**Things to do:**
**A)** Answer these questions from the abstract on peripheral arterial disease:
(i) Which test results served as the gold standard?
(ii) How many patients were in the dataset?
(iii) What did the full model combine?
**B)** Copy word for word the part of the abstract on peripheral arterial disease that opens with the words containing "OBJECTIVE: Lower extremity" and closes with "(n = 634) subsets.".

**Reading text:**
________________________

Literature DB >> 28189359

Mining peripheral arterial disease cases from narrative clinical notes using natural language processing.

Naveed Afzal1, Sunghwan Sohn1, Sara Abram2, Christopher G Scott1, Rajeev Chaudhry3, Hongfang Liu1, Iftikhar J Kullo2, Adelaide M Arruda-Olson4.   

Abstract

OBJECTIVE: Lower extremity peripheral arterial disease (PAD) is highly prevalent and affects millions of individuals worldwide. We developed a natural language processing (NLP) system for automated ascertainment of PAD cases from clinical narrative notes and compared the performance of the NLP algorithm with billing code algorithms, using ankle-brachial index test results as the gold standard.
METHODS: We compared the performance of the NLP algorithm to (1) results of gold standard ankle-brachial index; (2) previously validated algorithms based on relevant International Classification of Diseases, Ninth Revision diagnostic codes (simple model); and (3) a combination of International Classification of Diseases, Ninth Revision codes with procedural codes (full model). A dataset of 1569 patients with PAD and controls was randomly divided into training (n = 935) and testing (n = 634) subsets.

________________________

**Data extracts:**
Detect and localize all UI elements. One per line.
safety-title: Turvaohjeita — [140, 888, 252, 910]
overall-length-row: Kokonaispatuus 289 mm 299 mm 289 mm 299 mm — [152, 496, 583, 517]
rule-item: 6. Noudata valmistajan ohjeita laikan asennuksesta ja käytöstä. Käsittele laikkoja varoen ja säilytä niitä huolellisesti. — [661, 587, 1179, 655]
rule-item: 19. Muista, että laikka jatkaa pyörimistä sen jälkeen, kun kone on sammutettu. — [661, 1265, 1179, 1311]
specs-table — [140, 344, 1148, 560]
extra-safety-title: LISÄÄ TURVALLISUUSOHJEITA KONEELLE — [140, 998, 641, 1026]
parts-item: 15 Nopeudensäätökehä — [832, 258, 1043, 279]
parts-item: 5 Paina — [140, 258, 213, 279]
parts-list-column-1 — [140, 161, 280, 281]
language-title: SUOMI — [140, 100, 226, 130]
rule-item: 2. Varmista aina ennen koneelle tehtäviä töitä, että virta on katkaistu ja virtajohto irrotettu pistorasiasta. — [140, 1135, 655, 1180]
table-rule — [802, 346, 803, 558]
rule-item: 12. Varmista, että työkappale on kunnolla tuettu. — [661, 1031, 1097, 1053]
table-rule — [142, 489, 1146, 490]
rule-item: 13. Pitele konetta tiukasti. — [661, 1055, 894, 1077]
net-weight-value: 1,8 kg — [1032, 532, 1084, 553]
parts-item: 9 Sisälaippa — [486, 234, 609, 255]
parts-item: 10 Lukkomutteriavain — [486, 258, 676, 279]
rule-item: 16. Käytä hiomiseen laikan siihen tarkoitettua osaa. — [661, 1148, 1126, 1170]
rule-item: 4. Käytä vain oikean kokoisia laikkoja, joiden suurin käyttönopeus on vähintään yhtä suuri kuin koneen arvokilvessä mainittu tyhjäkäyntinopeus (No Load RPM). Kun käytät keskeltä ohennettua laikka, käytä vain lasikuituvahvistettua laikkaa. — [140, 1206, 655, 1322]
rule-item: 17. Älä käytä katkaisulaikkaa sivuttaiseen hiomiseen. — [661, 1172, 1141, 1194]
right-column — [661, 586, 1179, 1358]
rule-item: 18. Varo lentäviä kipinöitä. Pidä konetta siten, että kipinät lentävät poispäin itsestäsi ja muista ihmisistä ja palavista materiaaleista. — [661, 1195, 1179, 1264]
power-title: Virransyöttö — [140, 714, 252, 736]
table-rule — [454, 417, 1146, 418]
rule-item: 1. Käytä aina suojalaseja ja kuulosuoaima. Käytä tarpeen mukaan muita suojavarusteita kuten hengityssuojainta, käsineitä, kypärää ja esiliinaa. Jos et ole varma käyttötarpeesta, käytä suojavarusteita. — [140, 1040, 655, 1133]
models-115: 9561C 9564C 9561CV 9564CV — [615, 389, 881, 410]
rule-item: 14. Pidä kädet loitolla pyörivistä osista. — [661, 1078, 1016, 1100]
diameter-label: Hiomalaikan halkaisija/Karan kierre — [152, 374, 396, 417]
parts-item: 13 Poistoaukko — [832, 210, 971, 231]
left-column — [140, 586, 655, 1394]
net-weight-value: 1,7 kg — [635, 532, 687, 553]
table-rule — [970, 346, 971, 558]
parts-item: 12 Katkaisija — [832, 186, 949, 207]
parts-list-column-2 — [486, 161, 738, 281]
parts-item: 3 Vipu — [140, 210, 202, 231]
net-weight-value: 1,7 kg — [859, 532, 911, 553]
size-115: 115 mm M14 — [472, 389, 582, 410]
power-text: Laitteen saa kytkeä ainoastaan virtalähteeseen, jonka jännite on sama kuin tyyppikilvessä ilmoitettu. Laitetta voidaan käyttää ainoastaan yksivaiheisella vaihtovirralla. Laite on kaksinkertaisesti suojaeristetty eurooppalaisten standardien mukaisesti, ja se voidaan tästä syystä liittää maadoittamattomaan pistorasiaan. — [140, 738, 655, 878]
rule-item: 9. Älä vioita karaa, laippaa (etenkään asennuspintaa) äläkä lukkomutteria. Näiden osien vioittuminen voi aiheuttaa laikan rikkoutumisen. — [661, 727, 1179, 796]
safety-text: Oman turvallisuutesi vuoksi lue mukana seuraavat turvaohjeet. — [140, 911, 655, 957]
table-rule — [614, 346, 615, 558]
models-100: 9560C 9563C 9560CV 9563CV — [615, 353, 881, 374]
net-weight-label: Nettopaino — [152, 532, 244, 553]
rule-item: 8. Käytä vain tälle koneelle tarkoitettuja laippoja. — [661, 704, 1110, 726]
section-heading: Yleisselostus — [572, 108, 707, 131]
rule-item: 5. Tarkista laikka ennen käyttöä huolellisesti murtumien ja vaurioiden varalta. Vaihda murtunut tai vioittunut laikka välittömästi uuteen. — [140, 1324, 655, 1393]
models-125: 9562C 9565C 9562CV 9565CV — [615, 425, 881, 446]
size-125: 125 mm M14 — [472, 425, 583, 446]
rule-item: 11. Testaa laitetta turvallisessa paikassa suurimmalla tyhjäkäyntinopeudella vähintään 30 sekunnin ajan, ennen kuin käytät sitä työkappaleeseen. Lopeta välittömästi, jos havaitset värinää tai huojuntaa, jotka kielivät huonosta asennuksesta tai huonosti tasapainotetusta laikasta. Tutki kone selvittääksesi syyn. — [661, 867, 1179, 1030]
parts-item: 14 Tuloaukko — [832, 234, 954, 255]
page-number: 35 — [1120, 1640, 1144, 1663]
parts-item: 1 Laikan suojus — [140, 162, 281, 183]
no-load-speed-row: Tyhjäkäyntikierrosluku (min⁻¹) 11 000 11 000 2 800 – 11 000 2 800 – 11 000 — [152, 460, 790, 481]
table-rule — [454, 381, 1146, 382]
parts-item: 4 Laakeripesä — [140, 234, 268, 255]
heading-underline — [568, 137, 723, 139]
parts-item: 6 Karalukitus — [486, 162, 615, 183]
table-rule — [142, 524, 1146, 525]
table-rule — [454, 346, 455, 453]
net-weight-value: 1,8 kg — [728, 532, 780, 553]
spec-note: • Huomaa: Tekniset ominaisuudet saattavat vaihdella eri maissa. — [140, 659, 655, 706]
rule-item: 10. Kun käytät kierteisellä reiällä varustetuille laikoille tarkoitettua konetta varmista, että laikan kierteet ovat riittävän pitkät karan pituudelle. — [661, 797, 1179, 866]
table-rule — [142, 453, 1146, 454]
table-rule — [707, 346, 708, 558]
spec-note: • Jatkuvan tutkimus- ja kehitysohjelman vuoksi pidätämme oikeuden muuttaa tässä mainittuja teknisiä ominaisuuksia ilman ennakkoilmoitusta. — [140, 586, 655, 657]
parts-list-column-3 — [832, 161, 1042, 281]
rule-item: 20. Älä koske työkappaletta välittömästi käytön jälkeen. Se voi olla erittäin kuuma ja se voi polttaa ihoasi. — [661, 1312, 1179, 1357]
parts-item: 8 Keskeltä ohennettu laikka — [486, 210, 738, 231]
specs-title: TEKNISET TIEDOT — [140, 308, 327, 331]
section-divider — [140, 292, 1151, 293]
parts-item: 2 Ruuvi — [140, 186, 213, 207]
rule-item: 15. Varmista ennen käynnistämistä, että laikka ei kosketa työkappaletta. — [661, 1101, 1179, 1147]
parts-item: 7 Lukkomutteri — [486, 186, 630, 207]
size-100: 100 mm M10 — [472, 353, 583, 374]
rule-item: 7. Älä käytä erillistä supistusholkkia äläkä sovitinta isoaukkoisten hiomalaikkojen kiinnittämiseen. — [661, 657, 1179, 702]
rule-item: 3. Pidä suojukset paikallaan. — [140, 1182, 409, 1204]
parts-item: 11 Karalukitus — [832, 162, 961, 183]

________________________

**Answers for the exercise:**
**A)**
(i) Ankle-brachial index test results.
(ii) 1569 patients.
(iii) International Classification of Diseases, Ninth Revision codes and procedural codes.

**B)**
OBJECTIVE: Lower extremity peripheral arterial disease (PAD) is highly prevalent and affects millions of individuals worldwide. We developed a natural language processing (NLP) system for automated ascertainment of PAD cases from clinical narrative notes and compared the performance of the NLP algorithm with billing code algorithms, using ankle-brachial index test results as the gold standard.
METHODS: We compared the performance of the NLP algorithm to (1) results of gold standard ankle-brachial index; (2) previously validated algorithms based on relevant International Classification of Diseases, Ninth Revision diagnostic codes (simple model); and (3) a combination of International Classification of Diseases, Ninth Revision codes with procedural codes (full model). A dataset of 1569 patients with PAD and controls was randomly divided into training (n = 935) and testing (n = 634) subsets.